_Records_.
# # # # #

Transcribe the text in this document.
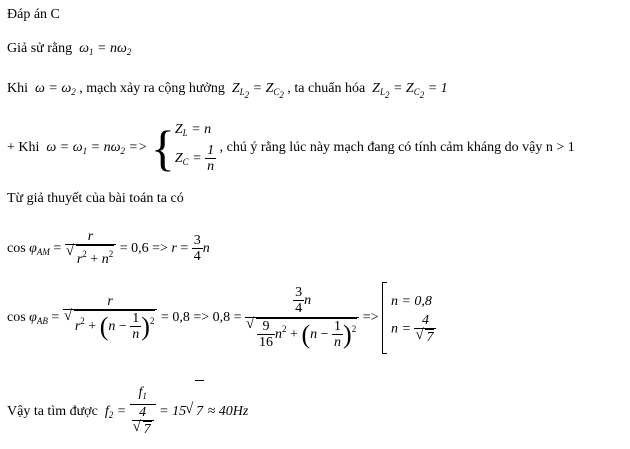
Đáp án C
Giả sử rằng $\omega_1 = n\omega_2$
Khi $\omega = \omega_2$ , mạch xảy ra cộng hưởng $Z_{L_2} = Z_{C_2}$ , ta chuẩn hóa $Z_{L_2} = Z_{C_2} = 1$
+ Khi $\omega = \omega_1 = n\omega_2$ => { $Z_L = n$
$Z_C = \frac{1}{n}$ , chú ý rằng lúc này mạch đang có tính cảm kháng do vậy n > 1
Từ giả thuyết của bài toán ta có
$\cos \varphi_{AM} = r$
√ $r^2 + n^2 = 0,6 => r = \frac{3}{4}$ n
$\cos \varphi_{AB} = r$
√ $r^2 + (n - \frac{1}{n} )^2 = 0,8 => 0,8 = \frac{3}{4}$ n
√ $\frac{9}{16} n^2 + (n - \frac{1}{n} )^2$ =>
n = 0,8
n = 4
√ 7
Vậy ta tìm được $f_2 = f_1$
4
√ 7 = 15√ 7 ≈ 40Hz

# # # # #

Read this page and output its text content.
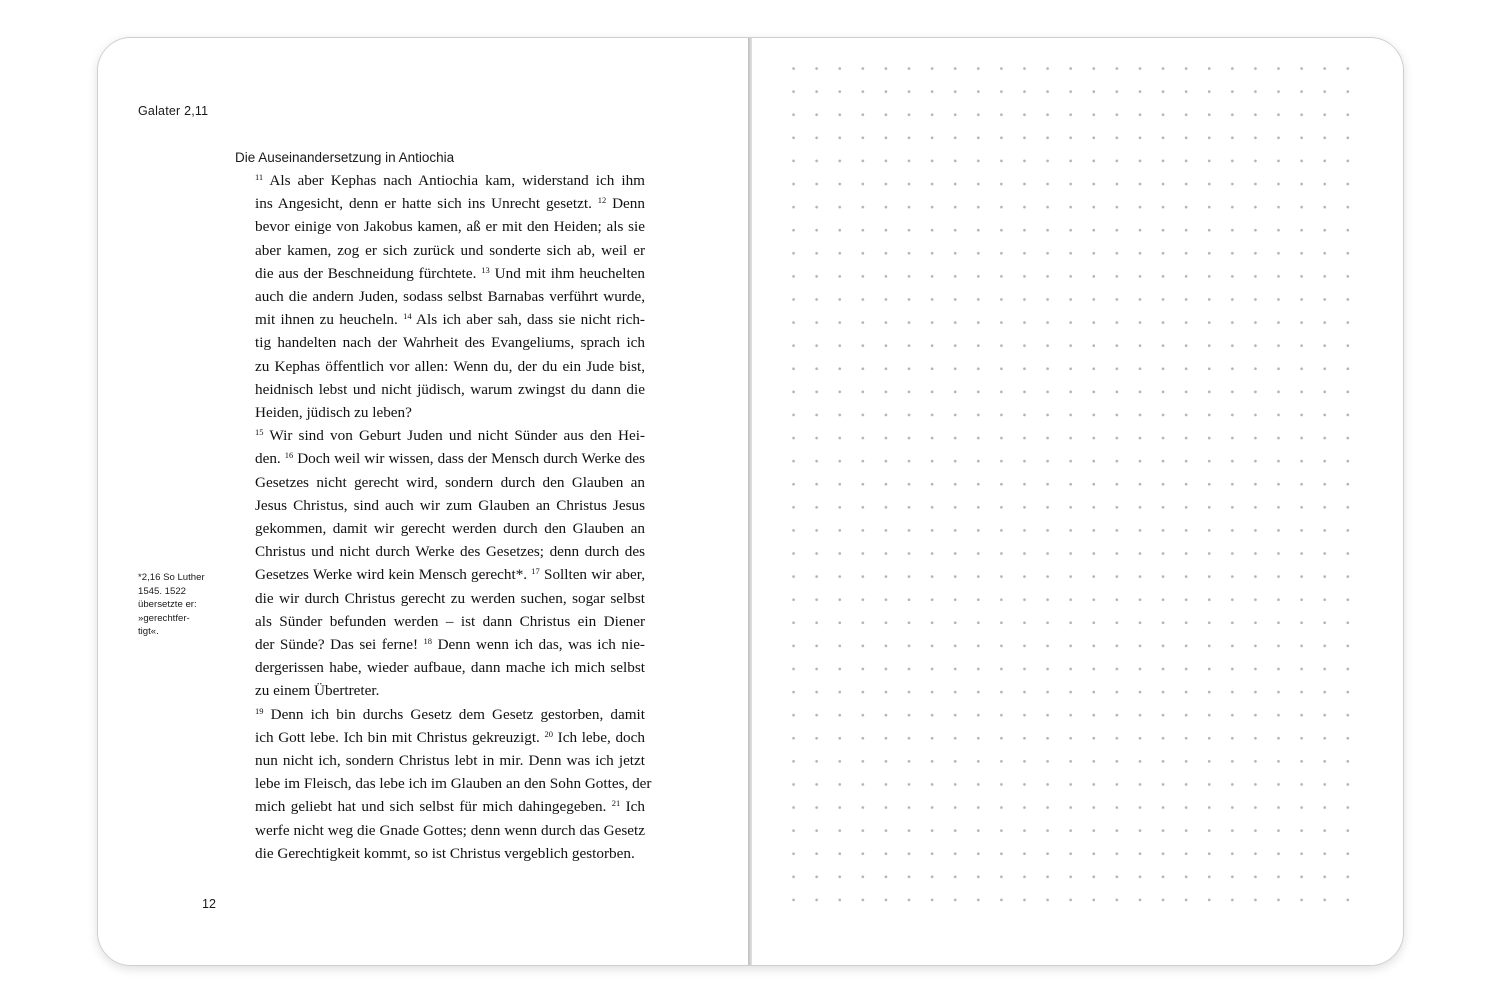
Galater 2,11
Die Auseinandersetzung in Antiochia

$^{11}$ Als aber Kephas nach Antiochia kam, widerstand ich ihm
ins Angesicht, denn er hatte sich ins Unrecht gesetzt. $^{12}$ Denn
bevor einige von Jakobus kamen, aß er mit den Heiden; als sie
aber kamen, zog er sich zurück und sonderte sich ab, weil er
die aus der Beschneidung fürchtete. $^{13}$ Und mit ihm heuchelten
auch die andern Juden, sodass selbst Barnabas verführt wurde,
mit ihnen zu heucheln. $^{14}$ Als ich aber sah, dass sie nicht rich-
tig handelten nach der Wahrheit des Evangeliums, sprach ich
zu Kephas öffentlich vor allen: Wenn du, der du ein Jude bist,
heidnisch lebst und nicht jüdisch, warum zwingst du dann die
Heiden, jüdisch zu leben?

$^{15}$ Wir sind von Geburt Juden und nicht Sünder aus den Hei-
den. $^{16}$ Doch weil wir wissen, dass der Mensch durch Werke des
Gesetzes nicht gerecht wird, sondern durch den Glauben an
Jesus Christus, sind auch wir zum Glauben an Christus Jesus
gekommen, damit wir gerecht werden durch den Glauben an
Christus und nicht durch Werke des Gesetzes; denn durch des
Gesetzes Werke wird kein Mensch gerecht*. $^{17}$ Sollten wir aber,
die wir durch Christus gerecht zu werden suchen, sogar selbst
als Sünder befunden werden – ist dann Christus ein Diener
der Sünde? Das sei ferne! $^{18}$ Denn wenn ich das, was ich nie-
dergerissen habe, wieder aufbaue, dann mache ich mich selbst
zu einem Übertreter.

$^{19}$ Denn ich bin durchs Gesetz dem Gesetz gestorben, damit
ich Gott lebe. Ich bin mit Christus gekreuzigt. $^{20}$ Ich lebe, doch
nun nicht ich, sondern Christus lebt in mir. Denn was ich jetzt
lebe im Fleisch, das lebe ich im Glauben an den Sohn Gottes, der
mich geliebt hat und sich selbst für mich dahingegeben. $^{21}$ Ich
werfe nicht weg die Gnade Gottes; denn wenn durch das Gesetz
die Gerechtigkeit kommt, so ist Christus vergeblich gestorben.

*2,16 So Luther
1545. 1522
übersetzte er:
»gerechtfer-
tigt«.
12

# # # # #

_Aim of the task_. Pick out each line in the material containing "rằng".

_Output for this task_.
Giả sử rằng $\omega_1 = n\omega_2$
$Z_C = \frac{1}{n}$ , chú ý rằng lúc này mạch đang có tính cảm kháng do vậy n > 1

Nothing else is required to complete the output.